What needs to be done:
Return every record below exactly as written, omitting any pictures.

Records shown:
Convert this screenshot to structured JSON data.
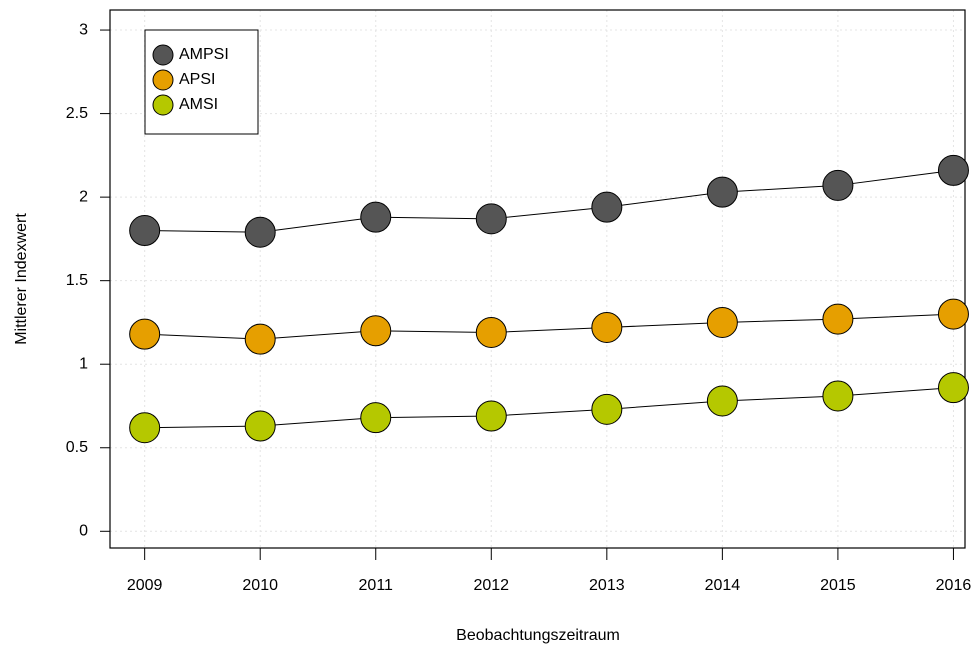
{
  "chart_data": {
    "type": "line",
    "xlabel": "Beobachtungszeitraum",
    "ylabel": "Mittlerer Indexwert",
    "x": [
      2009,
      2010,
      2011,
      2012,
      2013,
      2014,
      2015,
      2016
    ],
    "series": [
      {
        "name": "AMPSI",
        "color": "#555555",
        "values": [
          1.8,
          1.79,
          1.88,
          1.87,
          1.94,
          2.03,
          2.07,
          2.16
        ]
      },
      {
        "name": "APSI",
        "color": "#E69F00",
        "values": [
          1.18,
          1.15,
          1.2,
          1.19,
          1.22,
          1.25,
          1.27,
          1.3
        ]
      },
      {
        "name": "AMSI",
        "color": "#B5C800",
        "values": [
          0.62,
          0.63,
          0.68,
          0.69,
          0.73,
          0.78,
          0.81,
          0.86
        ]
      }
    ],
    "xlim": [
      2008.7,
      2016.1
    ],
    "ylim": [
      -0.1,
      3.12
    ],
    "xticks": [
      2009,
      2010,
      2011,
      2012,
      2013,
      2014,
      2015,
      2016
    ],
    "yticks": [
      0,
      0.5,
      1,
      1.5,
      2,
      2.5,
      3
    ],
    "grid": true,
    "legend": "top-left"
  }
}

Solution:
Convert this screenshot to structured JSON data.
{
  "chart_data": {
    "type": "line",
    "xlabel": "Beobachtungszeitraum",
    "ylabel": "Mittlerer Indexwert",
    "x": [
      2009,
      2010,
      2011,
      2012,
      2013,
      2014,
      2015,
      2016
    ],
    "series": [
      {
        "name": "AMPSI",
        "color": "#555555",
        "values": [
          1.8,
          1.79,
          1.88,
          1.87,
          1.94,
          2.03,
          2.07,
          2.16
        ]
      },
      {
        "name": "APSI",
        "color": "#E69F00",
        "values": [
          1.18,
          1.15,
          1.2,
          1.19,
          1.22,
          1.25,
          1.27,
          1.3
        ]
      },
      {
        "name": "AMSI",
        "color": "#B5C800",
        "values": [
          0.62,
          0.63,
          0.68,
          0.69,
          0.73,
          0.78,
          0.81,
          0.86
        ]
      }
    ],
    "xlim": [
      2008.7,
      2016.1
    ],
    "ylim": [
      -0.1,
      3.12
    ],
    "xticks": [
      2009,
      2010,
      2011,
      2012,
      2013,
      2014,
      2015,
      2016
    ],
    "yticks": [
      0,
      0.5,
      1,
      1.5,
      2,
      2.5,
      3
    ],
    "grid": true,
    "legend": "top-left"
  }
}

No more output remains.